Entries:
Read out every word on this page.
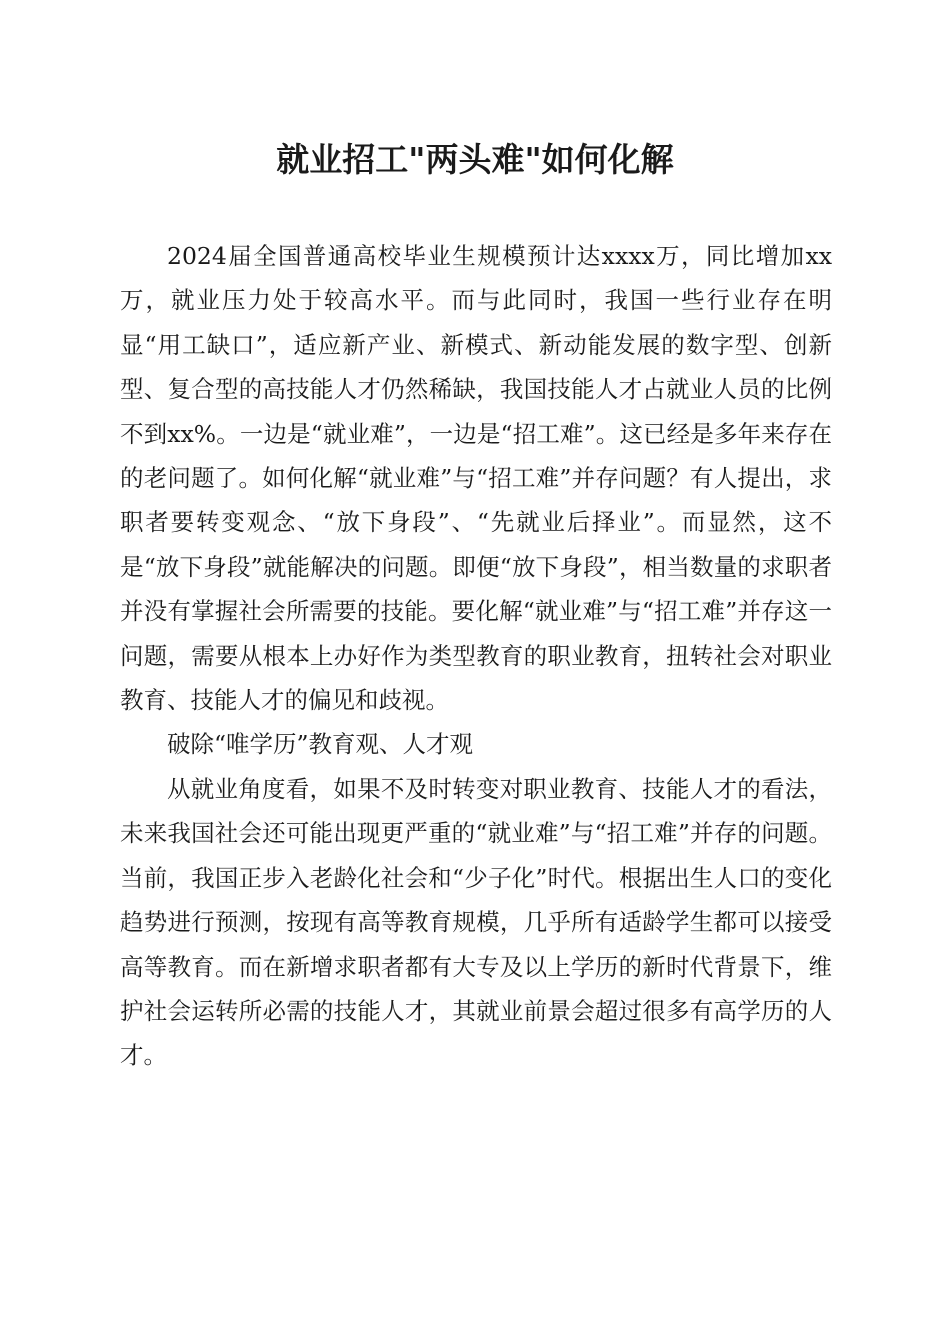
就业招工"两头难"如何化解

2024届全国普通高校毕业生规模预计达xxxx万，同比增加xx万，就业压力处于较高水平。而与此同时，我国一些行业存在明显“用工缺口”，适应新产业、新模式、新动能发展的数字型、创新型、复合型的高技能人才仍然稀缺，我国技能人才占就业人员的比例不到xx%。一边是“就业难”，一边是“招工难”。这已经是多年来存在的老问题了。如何化解“就业难”与“招工难”并存问题？有人提出，求职者要转变观念、“放下身段”、“先就业后择业”。而显然，这不是“放下身段”就能解决的问题。即便“放下身段”，相当数量的求职者并没有掌握社会所需要的技能。要化解“就业难”与“招工难”并存这一问题，需要从根本上办好作为类型教育的职业教育，扭转社会对职业教育、技能人才的偏见和歧视。

破除“唯学历”教育观、人才观

从就业角度看，如果不及时转变对职业教育、技能人才的看法，未来我国社会还可能出现更严重的“就业难”与“招工难”并存的问题。当前，我国正步入老龄化社会和“少子化”时代。根据出生人口的变化趋势进行预测，按现有高等教育规模，几乎所有适龄学生都可以接受高等教育。而在新增求职者都有大专及以上学历的新时代背景下，维护社会运转所必需的技能人才，其就业前景会超过很多有高学历的人才。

What you will do:
Tally the lines above that contain the word "如何化解", and reply with only the number.

Task answer:
2